- [TASK REQUIREMENTS]:
Take the data below and repeat it exactly.

- [DATASET EXTRACT]:
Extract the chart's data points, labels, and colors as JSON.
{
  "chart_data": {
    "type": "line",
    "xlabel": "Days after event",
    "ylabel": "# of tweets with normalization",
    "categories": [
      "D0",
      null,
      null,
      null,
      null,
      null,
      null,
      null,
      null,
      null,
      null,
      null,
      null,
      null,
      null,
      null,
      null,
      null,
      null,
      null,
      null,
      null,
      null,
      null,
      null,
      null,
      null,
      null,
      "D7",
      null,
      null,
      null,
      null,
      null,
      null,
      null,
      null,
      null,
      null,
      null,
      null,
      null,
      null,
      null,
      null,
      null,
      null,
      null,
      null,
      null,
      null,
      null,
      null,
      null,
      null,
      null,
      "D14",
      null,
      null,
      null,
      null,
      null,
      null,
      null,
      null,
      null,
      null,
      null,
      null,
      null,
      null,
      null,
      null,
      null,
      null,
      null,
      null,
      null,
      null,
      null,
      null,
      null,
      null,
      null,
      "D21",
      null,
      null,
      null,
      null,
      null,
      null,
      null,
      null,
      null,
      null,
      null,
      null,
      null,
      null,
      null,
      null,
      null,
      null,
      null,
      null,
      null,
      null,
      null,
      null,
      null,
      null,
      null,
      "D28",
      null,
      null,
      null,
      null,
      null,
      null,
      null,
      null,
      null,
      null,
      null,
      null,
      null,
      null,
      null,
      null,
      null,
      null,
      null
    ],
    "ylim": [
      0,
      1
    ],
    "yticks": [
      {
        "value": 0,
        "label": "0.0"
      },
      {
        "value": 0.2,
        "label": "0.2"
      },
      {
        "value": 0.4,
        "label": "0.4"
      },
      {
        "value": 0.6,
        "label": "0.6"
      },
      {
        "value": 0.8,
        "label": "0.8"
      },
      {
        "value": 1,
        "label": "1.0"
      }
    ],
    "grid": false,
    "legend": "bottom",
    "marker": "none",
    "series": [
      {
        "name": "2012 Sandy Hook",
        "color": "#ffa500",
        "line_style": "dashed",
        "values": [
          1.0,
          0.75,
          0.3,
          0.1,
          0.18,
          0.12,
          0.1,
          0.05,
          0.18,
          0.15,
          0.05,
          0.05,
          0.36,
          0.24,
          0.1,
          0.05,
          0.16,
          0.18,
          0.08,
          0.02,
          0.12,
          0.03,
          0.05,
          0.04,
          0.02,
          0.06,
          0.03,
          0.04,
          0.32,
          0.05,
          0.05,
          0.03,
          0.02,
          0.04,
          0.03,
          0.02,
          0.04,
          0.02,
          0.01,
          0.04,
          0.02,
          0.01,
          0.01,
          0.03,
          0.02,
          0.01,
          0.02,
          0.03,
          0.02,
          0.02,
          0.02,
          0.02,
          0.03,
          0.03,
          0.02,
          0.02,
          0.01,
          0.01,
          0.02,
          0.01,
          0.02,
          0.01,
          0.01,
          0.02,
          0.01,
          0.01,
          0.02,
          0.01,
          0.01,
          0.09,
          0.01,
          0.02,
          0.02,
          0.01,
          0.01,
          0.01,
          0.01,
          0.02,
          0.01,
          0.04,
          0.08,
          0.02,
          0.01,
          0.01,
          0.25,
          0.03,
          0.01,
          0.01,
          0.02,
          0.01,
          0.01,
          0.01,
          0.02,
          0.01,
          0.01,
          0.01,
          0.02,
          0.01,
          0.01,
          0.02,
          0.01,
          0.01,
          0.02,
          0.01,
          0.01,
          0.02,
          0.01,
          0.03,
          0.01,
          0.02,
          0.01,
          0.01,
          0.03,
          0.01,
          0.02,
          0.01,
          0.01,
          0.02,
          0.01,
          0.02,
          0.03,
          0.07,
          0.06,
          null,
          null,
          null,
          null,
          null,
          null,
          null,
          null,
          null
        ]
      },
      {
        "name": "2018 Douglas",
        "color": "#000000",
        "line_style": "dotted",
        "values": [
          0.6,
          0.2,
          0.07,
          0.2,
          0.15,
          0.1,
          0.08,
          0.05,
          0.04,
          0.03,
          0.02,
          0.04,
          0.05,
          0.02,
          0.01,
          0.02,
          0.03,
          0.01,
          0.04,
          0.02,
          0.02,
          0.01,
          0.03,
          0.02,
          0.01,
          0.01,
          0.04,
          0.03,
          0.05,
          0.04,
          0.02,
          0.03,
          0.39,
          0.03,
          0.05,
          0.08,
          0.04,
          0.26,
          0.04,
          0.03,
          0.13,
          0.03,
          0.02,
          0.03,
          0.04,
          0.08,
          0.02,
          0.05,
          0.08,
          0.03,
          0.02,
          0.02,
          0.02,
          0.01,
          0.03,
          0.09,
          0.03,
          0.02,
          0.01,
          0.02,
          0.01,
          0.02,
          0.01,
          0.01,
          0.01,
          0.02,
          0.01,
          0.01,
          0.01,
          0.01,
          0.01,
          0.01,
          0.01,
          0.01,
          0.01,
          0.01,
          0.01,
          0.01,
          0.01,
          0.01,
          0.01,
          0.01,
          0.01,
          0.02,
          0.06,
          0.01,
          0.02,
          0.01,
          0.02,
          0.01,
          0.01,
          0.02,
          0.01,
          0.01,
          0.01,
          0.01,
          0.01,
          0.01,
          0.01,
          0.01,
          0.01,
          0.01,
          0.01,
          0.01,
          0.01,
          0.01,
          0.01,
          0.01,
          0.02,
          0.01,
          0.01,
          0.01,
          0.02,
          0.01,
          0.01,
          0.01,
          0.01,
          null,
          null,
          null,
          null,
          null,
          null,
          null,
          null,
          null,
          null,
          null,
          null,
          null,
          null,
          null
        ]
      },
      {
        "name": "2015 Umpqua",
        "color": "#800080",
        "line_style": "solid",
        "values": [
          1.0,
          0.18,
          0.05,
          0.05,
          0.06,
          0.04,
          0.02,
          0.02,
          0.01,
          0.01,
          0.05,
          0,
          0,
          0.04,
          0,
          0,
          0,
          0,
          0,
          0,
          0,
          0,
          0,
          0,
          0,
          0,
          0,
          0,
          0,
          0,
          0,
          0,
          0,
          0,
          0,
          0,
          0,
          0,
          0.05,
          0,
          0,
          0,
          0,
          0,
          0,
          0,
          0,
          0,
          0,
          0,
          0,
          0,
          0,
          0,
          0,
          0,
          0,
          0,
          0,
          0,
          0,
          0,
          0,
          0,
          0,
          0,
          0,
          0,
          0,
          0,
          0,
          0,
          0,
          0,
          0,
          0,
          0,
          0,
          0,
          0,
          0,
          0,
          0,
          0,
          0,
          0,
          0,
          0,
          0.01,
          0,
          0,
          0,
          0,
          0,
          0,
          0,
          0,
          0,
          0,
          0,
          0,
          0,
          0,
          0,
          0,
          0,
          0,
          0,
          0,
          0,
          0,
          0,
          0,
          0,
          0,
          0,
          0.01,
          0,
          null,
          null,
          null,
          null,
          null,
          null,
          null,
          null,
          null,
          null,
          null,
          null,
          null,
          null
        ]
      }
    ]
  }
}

- [EXERCISE RESPONSE]:
Extract the chart's data points, labels, and colors as JSON.
{
  "chart_data": {
    "type": "line",
    "xlabel": "Days after event",
    "ylabel": "# of tweets with normalization",
    "categories": [
      "D0",
      null,
      null,
      null,
      null,
      null,
      null,
      null,
      null,
      null,
      null,
      null,
      null,
      null,
      null,
      null,
      null,
      null,
      null,
      null,
      null,
      null,
      null,
      null,
      null,
      null,
      null,
      null,
      "D7",
      null,
      null,
      null,
      null,
      null,
      null,
      null,
      null,
      null,
      null,
      null,
      null,
      null,
      null,
      null,
      null,
      null,
      null,
      null,
      null,
      null,
      null,
      null,
      null,
      null,
      null,
      null,
      "D14",
      null,
      null,
      null,
      null,
      null,
      null,
      null,
      null,
      null,
      null,
      null,
      null,
      null,
      null,
      null,
      null,
      null,
      null,
      null,
      null,
      null,
      null,
      null,
      null,
      null,
      null,
      null,
      "D21",
      null,
      null,
      null,
      null,
      null,
      null,
      null,
      null,
      null,
      null,
      null,
      null,
      null,
      null,
      null,
      null,
      null,
      null,
      null,
      null,
      null,
      null,
      null,
      null,
      null,
      null,
      null,
      "D28",
      null,
      null,
      null,
      null,
      null,
      null,
      null,
      null,
      null,
      null,
      null,
      null,
      null,
      null,
      null,
      null,
      null,
      null,
      null
    ],
    "ylim": [
      0,
      1
    ],
    "yticks": [
      {
        "value": 0,
        "label": "0.0"
      },
      {
        "value": 0.2,
        "label": "0.2"
      },
      {
        "value": 0.4,
        "label": "0.4"
      },
      {
        "value": 0.6,
        "label": "0.6"
      },
      {
        "value": 0.8,
        "label": "0.8"
      },
      {
        "value": 1,
        "label": "1.0"
      }
    ],
    "grid": false,
    "legend": "bottom",
    "marker": "none",
    "series": [
      {
        "name": "2012 Sandy Hook",
        "color": "#ffa500",
        "line_style": "dashed",
        "values": [
          1.0,
          0.75,
          0.3,
          0.1,
          0.18,
          0.12,
          0.1,
          0.05,
          0.18,
          0.15,
          0.05,
          0.05,
          0.36,
          0.24,
          0.1,
          0.05,
          0.16,
          0.18,
          0.08,
          0.02,
          0.12,
          0.03,
          0.05,
          0.04,
          0.02,
          0.06,
          0.03,
          0.04,
          0.32,
          0.05,
          0.05,
          0.03,
          0.02,
          0.04,
          0.03,
          0.02,
          0.04,
          0.02,
          0.01,
          0.04,
          0.02,
          0.01,
          0.01,
          0.03,
          0.02,
          0.01,
          0.02,
          0.03,
          0.02,
          0.02,
          0.02,
          0.02,
          0.03,
          0.03,
          0.02,
          0.02,
          0.01,
          0.01,
          0.02,
          0.01,
          0.02,
          0.01,
          0.01,
          0.02,
          0.01,
          0.01,
          0.02,
          0.01,
          0.01,
          0.09,
          0.01,
          0.02,
          0.02,
          0.01,
          0.01,
          0.01,
          0.01,
          0.02,
          0.01,
          0.04,
          0.08,
          0.02,
          0.01,
          0.01,
          0.25,
          0.03,
          0.01,
          0.01,
          0.02,
          0.01,
          0.01,
          0.01,
          0.02,
          0.01,
          0.01,
          0.01,
          0.02,
          0.01,
          0.01,
          0.02,
          0.01,
          0.01,
          0.02,
          0.01,
          0.01,
          0.02,
          0.01,
          0.03,
          0.01,
          0.02,
          0.01,
          0.01,
          0.03,
          0.01,
          0.02,
          0.01,
          0.01,
          0.02,
          0.01,
          0.02,
          0.03,
          0.07,
          0.06,
          null,
          null,
          null,
          null,
          null,
          null,
          null,
          null,
          null
        ]
      },
      {
        "name": "2018 Douglas",
        "color": "#000000",
        "line_style": "dotted",
        "values": [
          0.6,
          0.2,
          0.07,
          0.2,
          0.15,
          0.1,
          0.08,
          0.05,
          0.04,
          0.03,
          0.02,
          0.04,
          0.05,
          0.02,
          0.01,
          0.02,
          0.03,
          0.01,
          0.04,
          0.02,
          0.02,
          0.01,
          0.03,
          0.02,
          0.01,
          0.01,
          0.04,
          0.03,
          0.05,
          0.04,
          0.02,
          0.03,
          0.39,
          0.03,
          0.05,
          0.08,
          0.04,
          0.26,
          0.04,
          0.03,
          0.13,
          0.03,
          0.02,
          0.03,
          0.04,
          0.08,
          0.02,
          0.05,
          0.08,
          0.03,
          0.02,
          0.02,
          0.02,
          0.01,
          0.03,
          0.09,
          0.03,
          0.02,
          0.01,
          0.02,
          0.01,
          0.02,
          0.01,
          0.01,
          0.01,
          0.02,
          0.01,
          0.01,
          0.01,
          0.01,
          0.01,
          0.01,
          0.01,
          0.01,
          0.01,
          0.01,
          0.01,
          0.01,
          0.01,
          0.01,
          0.01,
          0.01,
          0.01,
          0.02,
          0.06,
          0.01,
          0.02,
          0.01,
          0.02,
          0.01,
          0.01,
          0.02,
          0.01,
          0.01,
          0.01,
          0.01,
          0.01,
          0.01,
          0.01,
          0.01,
          0.01,
          0.01,
          0.01,
          0.01,
          0.01,
          0.01,
          0.01,
          0.01,
          0.02,
          0.01,
          0.01,
          0.01,
          0.02,
          0.01,
          0.01,
          0.01,
          0.01,
          null,
          null,
          null,
          null,
          null,
          null,
          null,
          null,
          null,
          null,
          null,
          null,
          null,
          null,
          null
        ]
      },
      {
        "name": "2015 Umpqua",
        "color": "#800080",
        "line_style": "solid",
        "values": [
          1.0,
          0.18,
          0.05,
          0.05,
          0.06,
          0.04,
          0.02,
          0.02,
          0.01,
          0.01,
          0.05,
          0,
          0,
          0.04,
          0,
          0,
          0,
          0,
          0,
          0,
          0,
          0,
          0,
          0,
          0,
          0,
          0,
          0,
          0,
          0,
          0,
          0,
          0,
          0,
          0,
          0,
          0,
          0,
          0.05,
          0,
          0,
          0,
          0,
          0,
          0,
          0,
          0,
          0,
          0,
          0,
          0,
          0,
          0,
          0,
          0,
          0,
          0,
          0,
          0,
          0,
          0,
          0,
          0,
          0,
          0,
          0,
          0,
          0,
          0,
          0,
          0,
          0,
          0,
          0,
          0,
          0,
          0,
          0,
          0,
          0,
          0,
          0,
          0,
          0,
          0,
          0,
          0,
          0,
          0.01,
          0,
          0,
          0,
          0,
          0,
          0,
          0,
          0,
          0,
          0,
          0,
          0,
          0,
          0,
          0,
          0,
          0,
          0,
          0,
          0,
          0,
          0,
          0,
          0,
          0,
          0,
          0,
          0.01,
          0,
          null,
          null,
          null,
          null,
          null,
          null,
          null,
          null,
          null,
          null,
          null,
          null,
          null,
          null
        ]
      }
    ]
  }
}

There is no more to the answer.